**Instructions for the task**: From the listing below, pull out all lines with "Planning" in them.

──────── Data in this exercise ────────

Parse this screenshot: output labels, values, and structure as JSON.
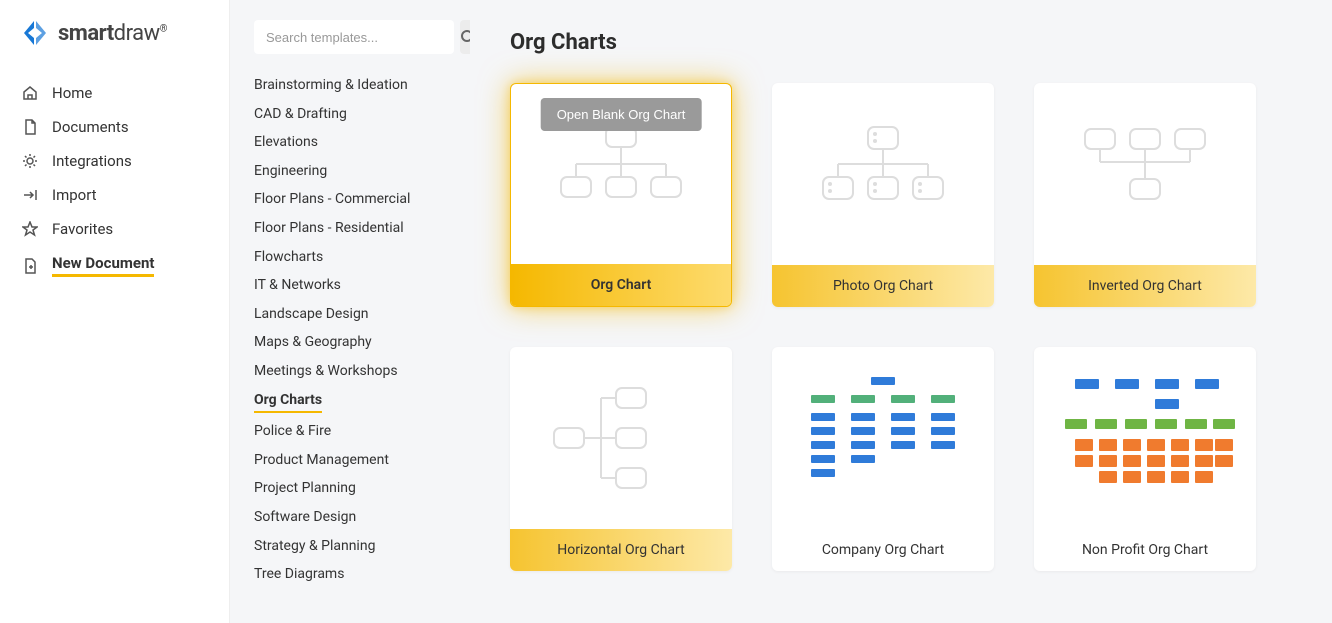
{
  "brand": {
    "name_bold": "smart",
    "name_light": "draw"
  },
  "nav": {
    "items": [
      {
        "label": "Home",
        "icon": "home"
      },
      {
        "label": "Documents",
        "icon": "document"
      },
      {
        "label": "Integrations",
        "icon": "integrations"
      },
      {
        "label": "Import",
        "icon": "import"
      },
      {
        "label": "Favorites",
        "icon": "star"
      },
      {
        "label": "New Document",
        "icon": "new",
        "active": true
      }
    ]
  },
  "search": {
    "placeholder": "Search templates..."
  },
  "categories": [
    "Brainstorming & Ideation",
    "CAD & Drafting",
    "Elevations",
    "Engineering",
    "Floor Plans - Commercial",
    "Floor Plans - Residential",
    "Flowcharts",
    "IT & Networks",
    "Landscape Design",
    "Maps & Geography",
    "Meetings & Workshops",
    "Org Charts",
    "Police & Fire",
    "Product Management",
    "Project Planning",
    "Software Design",
    "Strategy & Planning",
    "Tree Diagrams"
  ],
  "active_category_index": 11,
  "main": {
    "title": "Org Charts",
    "open_blank_label": "Open Blank Org Chart",
    "templates": [
      {
        "label": "Org Chart",
        "style": "gold",
        "glow": true,
        "preview": "basic",
        "show_open": true
      },
      {
        "label": "Photo Org Chart",
        "style": "gold-light",
        "preview": "photo"
      },
      {
        "label": "Inverted Org Chart",
        "style": "gold-light",
        "preview": "inverted"
      },
      {
        "label": "Horizontal Org Chart",
        "style": "gold-light",
        "preview": "horizontal"
      },
      {
        "label": "Company Org Chart",
        "style": "plain",
        "preview": "company"
      },
      {
        "label": "Non Profit Org Chart",
        "style": "plain",
        "preview": "nonprofit"
      }
    ]
  },
  "colors": {
    "accent": "#f5b800",
    "brand_blue": "#1878d6",
    "company_blue": "#2f7bd9",
    "company_green": "#52b07a",
    "np_blue": "#2f7bd9",
    "np_green": "#6fb544",
    "np_orange": "#f07b2e"
  }
}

────────

**Task response**:
    "Project Planning",
    "Strategy & Planning",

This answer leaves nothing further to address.